= What to produce =
Wherever the word "help" appears in a line, extract that line.

Extracted data entries:
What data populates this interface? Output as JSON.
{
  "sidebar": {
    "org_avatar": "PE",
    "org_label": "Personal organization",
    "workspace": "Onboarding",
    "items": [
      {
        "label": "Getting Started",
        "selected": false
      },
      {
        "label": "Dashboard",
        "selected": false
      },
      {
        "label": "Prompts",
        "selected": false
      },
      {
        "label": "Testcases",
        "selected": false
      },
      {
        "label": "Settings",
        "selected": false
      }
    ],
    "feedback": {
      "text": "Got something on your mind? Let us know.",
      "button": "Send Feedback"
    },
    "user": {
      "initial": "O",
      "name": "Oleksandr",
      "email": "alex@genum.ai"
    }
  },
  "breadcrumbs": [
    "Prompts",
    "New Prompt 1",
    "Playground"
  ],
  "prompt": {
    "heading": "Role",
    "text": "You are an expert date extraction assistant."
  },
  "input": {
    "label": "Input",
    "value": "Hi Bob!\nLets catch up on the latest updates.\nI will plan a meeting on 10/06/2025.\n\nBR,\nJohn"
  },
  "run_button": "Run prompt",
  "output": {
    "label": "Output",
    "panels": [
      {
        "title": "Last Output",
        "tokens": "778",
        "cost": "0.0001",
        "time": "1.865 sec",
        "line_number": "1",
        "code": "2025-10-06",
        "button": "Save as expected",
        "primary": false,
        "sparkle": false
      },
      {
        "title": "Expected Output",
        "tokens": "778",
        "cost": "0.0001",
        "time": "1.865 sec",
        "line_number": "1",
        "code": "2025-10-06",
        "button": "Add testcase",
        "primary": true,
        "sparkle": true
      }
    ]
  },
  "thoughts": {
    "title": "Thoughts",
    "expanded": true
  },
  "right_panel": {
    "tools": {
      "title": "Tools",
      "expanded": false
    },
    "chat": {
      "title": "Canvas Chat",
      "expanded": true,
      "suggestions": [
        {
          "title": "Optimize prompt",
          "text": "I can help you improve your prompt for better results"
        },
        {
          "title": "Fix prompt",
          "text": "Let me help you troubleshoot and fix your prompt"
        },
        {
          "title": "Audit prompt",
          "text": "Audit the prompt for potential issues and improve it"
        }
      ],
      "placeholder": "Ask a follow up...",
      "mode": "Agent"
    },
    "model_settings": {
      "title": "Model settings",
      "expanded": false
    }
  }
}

= The output =
          "text": "I can help you improve your prompt for better results"
          "text": "Let me help you troubleshoot and fix your prompt"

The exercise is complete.